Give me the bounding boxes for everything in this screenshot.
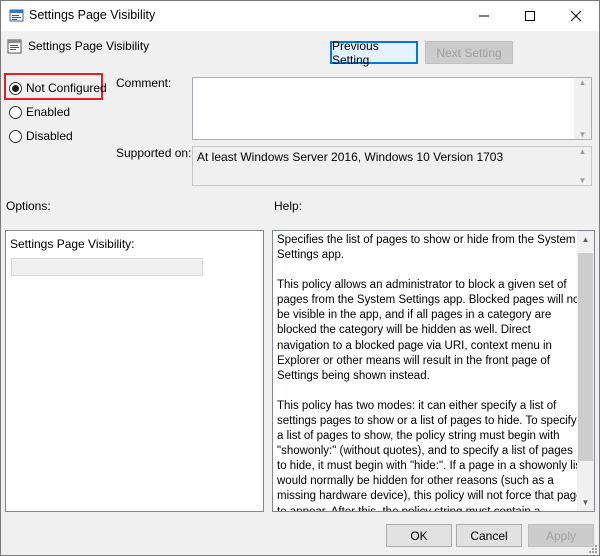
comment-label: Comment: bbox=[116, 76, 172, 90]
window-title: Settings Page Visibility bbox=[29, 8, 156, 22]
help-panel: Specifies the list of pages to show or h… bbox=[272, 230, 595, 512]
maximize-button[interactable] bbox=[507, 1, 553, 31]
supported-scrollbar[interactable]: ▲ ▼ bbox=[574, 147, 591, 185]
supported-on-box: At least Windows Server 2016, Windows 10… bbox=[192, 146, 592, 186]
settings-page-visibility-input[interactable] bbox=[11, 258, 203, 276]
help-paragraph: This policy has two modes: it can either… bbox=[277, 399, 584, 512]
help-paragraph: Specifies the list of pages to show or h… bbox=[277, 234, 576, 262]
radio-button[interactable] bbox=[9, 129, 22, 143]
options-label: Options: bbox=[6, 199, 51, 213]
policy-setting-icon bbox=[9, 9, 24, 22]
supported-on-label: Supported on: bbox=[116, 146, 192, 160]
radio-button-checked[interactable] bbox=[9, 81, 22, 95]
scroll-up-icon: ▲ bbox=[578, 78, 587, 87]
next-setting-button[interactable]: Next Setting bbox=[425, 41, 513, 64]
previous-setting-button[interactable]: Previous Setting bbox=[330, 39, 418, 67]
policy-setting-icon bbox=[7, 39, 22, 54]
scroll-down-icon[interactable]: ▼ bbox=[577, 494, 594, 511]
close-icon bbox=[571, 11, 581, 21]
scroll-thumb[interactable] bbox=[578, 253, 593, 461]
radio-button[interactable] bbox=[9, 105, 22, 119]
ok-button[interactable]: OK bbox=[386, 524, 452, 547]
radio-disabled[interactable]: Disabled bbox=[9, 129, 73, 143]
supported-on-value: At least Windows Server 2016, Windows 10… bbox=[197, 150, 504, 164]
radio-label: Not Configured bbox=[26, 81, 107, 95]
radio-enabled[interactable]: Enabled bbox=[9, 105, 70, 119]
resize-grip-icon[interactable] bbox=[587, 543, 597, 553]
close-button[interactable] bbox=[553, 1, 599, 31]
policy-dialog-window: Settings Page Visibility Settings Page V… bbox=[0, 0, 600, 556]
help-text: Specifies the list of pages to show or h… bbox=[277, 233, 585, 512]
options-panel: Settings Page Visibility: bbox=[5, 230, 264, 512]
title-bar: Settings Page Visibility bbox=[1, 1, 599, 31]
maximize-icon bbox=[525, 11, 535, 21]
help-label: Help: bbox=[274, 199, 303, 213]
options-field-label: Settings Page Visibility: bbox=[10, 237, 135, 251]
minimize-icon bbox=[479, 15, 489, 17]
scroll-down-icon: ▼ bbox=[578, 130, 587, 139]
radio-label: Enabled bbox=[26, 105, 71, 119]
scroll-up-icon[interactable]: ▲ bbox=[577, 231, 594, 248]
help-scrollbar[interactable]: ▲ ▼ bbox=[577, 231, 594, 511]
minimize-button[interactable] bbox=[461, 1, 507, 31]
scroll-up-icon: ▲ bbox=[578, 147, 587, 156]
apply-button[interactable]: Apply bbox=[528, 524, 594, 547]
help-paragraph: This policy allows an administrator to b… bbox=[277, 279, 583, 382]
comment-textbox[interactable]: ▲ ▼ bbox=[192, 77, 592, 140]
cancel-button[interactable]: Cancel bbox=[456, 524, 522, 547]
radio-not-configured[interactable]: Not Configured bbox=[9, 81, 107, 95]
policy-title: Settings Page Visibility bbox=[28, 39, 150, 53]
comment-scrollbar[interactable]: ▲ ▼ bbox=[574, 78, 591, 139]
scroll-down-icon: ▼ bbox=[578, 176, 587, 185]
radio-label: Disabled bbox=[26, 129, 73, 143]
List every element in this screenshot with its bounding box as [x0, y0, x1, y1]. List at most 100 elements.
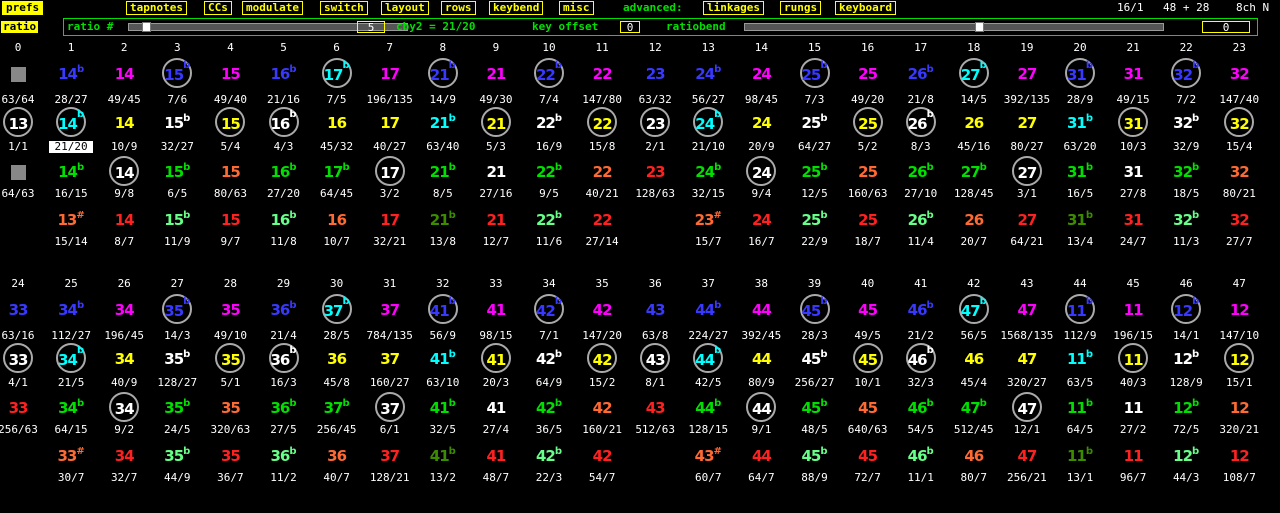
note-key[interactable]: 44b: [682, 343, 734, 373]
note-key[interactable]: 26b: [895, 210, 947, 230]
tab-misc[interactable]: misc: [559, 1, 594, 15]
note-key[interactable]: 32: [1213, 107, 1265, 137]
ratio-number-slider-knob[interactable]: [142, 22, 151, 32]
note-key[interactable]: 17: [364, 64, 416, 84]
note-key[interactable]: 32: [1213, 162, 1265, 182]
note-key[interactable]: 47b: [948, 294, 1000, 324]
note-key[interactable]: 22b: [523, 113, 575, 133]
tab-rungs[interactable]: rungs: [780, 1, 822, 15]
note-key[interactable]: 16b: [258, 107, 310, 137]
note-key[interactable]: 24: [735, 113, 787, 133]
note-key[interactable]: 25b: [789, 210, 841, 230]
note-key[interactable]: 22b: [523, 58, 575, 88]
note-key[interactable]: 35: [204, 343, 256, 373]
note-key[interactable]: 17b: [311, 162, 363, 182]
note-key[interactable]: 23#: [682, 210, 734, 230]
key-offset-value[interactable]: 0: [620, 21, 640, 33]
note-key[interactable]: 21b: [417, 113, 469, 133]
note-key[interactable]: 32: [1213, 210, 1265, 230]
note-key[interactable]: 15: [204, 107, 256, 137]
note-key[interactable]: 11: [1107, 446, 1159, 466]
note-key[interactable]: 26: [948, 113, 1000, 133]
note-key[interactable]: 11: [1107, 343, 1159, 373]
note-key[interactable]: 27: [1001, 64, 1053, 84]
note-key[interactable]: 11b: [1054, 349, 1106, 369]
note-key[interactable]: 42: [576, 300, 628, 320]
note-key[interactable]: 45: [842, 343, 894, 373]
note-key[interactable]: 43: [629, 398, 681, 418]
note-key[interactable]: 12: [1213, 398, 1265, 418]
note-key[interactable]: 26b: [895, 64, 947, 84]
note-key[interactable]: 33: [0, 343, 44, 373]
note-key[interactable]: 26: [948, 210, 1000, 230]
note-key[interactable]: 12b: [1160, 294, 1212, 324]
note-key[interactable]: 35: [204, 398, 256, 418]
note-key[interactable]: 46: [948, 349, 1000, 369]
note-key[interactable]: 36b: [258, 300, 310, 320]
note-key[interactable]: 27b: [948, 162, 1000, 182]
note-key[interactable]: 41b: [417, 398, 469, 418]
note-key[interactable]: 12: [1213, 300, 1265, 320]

⁂

Could you render every line of the entries above as a numbered list, with blank lines and pictures left out?

▸ **RESULT OF THIS TASK**
1. Give me the bounding boxes for everything in this screenshot.
2. comment-label: Comment: bbox=[116, 76, 172, 90]
3. window-title: Settings Page Visibility bbox=[29, 8, 156, 22]
4. help-panel: Specifies the list of pages to show or h… bbox=[272, 230, 595, 512]
5. maximize-button[interactable] bbox=[507, 1, 553, 31]
6. supported-scrollbar[interactable]: ▲ ▼ bbox=[574, 147, 591, 185]
7. supported-on-box: At least Windows Server 2016, Windows 10… bbox=[192, 146, 592, 186]
8. settings-page-visibility-input[interactable] bbox=[11, 258, 203, 276]
9. help-paragraph: This policy has two modes: it can either… bbox=[277, 399, 584, 512]
10. help-paragraph: Specifies the list of pages to show or h… bbox=[277, 234, 576, 262]
11. radio-button[interactable] bbox=[9, 129, 22, 143]
12. options-label: Options: bbox=[6, 199, 51, 213]
13. policy-setting-icon bbox=[9, 9, 24, 22]
14. supported-on-label: Supported on: bbox=[116, 146, 192, 160]
15. radio-button-checked[interactable] bbox=[9, 81, 22, 95]
16. scroll-up-icon: ▲ bbox=[578, 78, 587, 87]
17. next-setting-button[interactable]: Next Setting bbox=[425, 41, 513, 64]
18. previous-setting-button[interactable]: Previous Setting bbox=[330, 39, 418, 67]
19. policy-setting-icon bbox=[7, 39, 22, 54]
20. scroll-down-icon[interactable]: ▼ bbox=[577, 494, 594, 511]
21. close-icon bbox=[571, 11, 581, 21]
22. scroll-thumb[interactable] bbox=[578, 253, 593, 461]
23. radio-button[interactable] bbox=[9, 105, 22, 119]
24. ok-button[interactable]: OK bbox=[386, 524, 452, 547]
25. radio-disabled[interactable]: Disabled bbox=[9, 129, 73, 143]
26. supported-on-value: At least Windows Server 2016, Windows 10… bbox=[197, 150, 504, 164]
27. radio-label: Not Configured bbox=[26, 81, 107, 95]
28. radio-enabled[interactable]: Enabled bbox=[9, 105, 70, 119]
29. resize-grip-icon[interactable] bbox=[587, 543, 597, 553]
30. close-button[interactable] bbox=[553, 1, 599, 31]
31. policy-dialog-window: Settings Page Visibility Settings Page V… bbox=[0, 0, 600, 556]
32. help-text: Specifies the list of pages to show or h… bbox=[277, 233, 585, 512]
33. options-panel: Settings Page Visibility: bbox=[5, 230, 264, 512]
34. title-bar: Settings Page Visibility bbox=[1, 1, 599, 31]
35. maximize-icon bbox=[525, 11, 535, 21]
36. help-label: Help: bbox=[274, 199, 303, 213]
37. options-field-label: Settings Page Visibility: bbox=[10, 237, 135, 251]
38. minimize-icon bbox=[479, 15, 489, 17]
39. scroll-down-icon: ▼ bbox=[578, 130, 587, 139]
40. radio-label: Enabled bbox=[26, 105, 71, 119]
41. scroll-up-icon[interactable]: ▲ bbox=[577, 231, 594, 248]
42. help-scrollbar[interactable]: ▲ ▼ bbox=[577, 231, 594, 511]
43. minimize-button[interactable] bbox=[461, 1, 507, 31]
44. scroll-up-icon: ▲ bbox=[578, 147, 587, 156]
45. apply-button[interactable]: Apply bbox=[528, 524, 594, 547]
46. help-paragraph: This policy allows an administrator to b… bbox=[277, 279, 583, 382]
47. comment-textbox[interactable]: ▲ ▼ bbox=[192, 77, 592, 140]
48. cancel-button[interactable]: Cancel bbox=[456, 524, 522, 547]
49. radio-not-configured[interactable]: Not Configured bbox=[9, 81, 107, 95]
50. policy-title: Settings Page Visibility bbox=[28, 39, 150, 53]
51. comment-scrollbar[interactable]: ▲ ▼ bbox=[574, 78, 591, 139]
52. scroll-down-icon: ▼ bbox=[578, 176, 587, 185]
53. radio-label: Disabled bbox=[26, 129, 73, 143]
54. List every element in this screenshot with its bounding box as [x0, y0, x1, y1]. List at most 100 elements.
55. note-key[interactable]: 44b: [682, 343, 734, 373]
56. note-key[interactable]: 26b: [895, 210, 947, 230]
57. tab-misc[interactable]: misc: [559, 1, 594, 15]
58. note-key[interactable]: 32: [1213, 107, 1265, 137]
59. ratio-number-slider-knob[interactable]: [142, 22, 151, 32]
60. note-key[interactable]: 17: [364, 64, 416, 84]
61. note-key[interactable]: 32: [1213, 162, 1265, 182]
62. note-key[interactable]: 47b: [948, 294, 1000, 324]
63. note-key[interactable]: 22b: [523, 113, 575, 133]
64. tab-rungs[interactable]: rungs: [780, 1, 822, 15]
65. note-key[interactable]: 16b: [258, 107, 310, 137]
66. note-key[interactable]: 24: [735, 113, 787, 133]
67. note-key[interactable]: 25b: [789, 210, 841, 230]
68. note-key[interactable]: 22b: [523, 58, 575, 88]
69. note-key[interactable]: 35: [204, 343, 256, 373]
70. note-key[interactable]: 17b: [311, 162, 363, 182]
71. note-key[interactable]: 23#: [682, 210, 734, 230]
72. key-offset-value[interactable]: 0: [620, 21, 640, 33]
73. note-key[interactable]: 21b: [417, 113, 469, 133]
74. note-key[interactable]: 32: [1213, 210, 1265, 230]
75. note-key[interactable]: 15: [204, 107, 256, 137]
76. note-key[interactable]: 11: [1107, 446, 1159, 466]
77. note-key[interactable]: 26: [948, 113, 1000, 133]
78. note-key[interactable]: 11: [1107, 343, 1159, 373]
79. note-key[interactable]: 27: [1001, 64, 1053, 84]
80. note-key[interactable]: 11b: [1054, 349, 1106, 369]
81. note-key[interactable]: 42: [576, 300, 628, 320]
82. note-key[interactable]: 45: [842, 343, 894, 373]
83. note-key[interactable]: 43: [629, 398, 681, 418]
84. note-key[interactable]: 12: [1213, 398, 1265, 418]
85. note-key[interactable]: 26b: [895, 64, 947, 84]
86. note-key[interactable]: 33: [0, 343, 44, 373]
87. note-key[interactable]: 26: [948, 210, 1000, 230]
88. note-key[interactable]: 12b: [1160, 294, 1212, 324]
89. note-key[interactable]: 35: [204, 398, 256, 418]
90. note-key[interactable]: 46: [948, 349, 1000, 369]
91. note-key[interactable]: 36b: [258, 300, 310, 320]
92. note-key[interactable]: 27b: [948, 162, 1000, 182]
93. note-key[interactable]: 41b: [417, 398, 469, 418]
94. note-key[interactable]: 12: [1213, 300, 1265, 320]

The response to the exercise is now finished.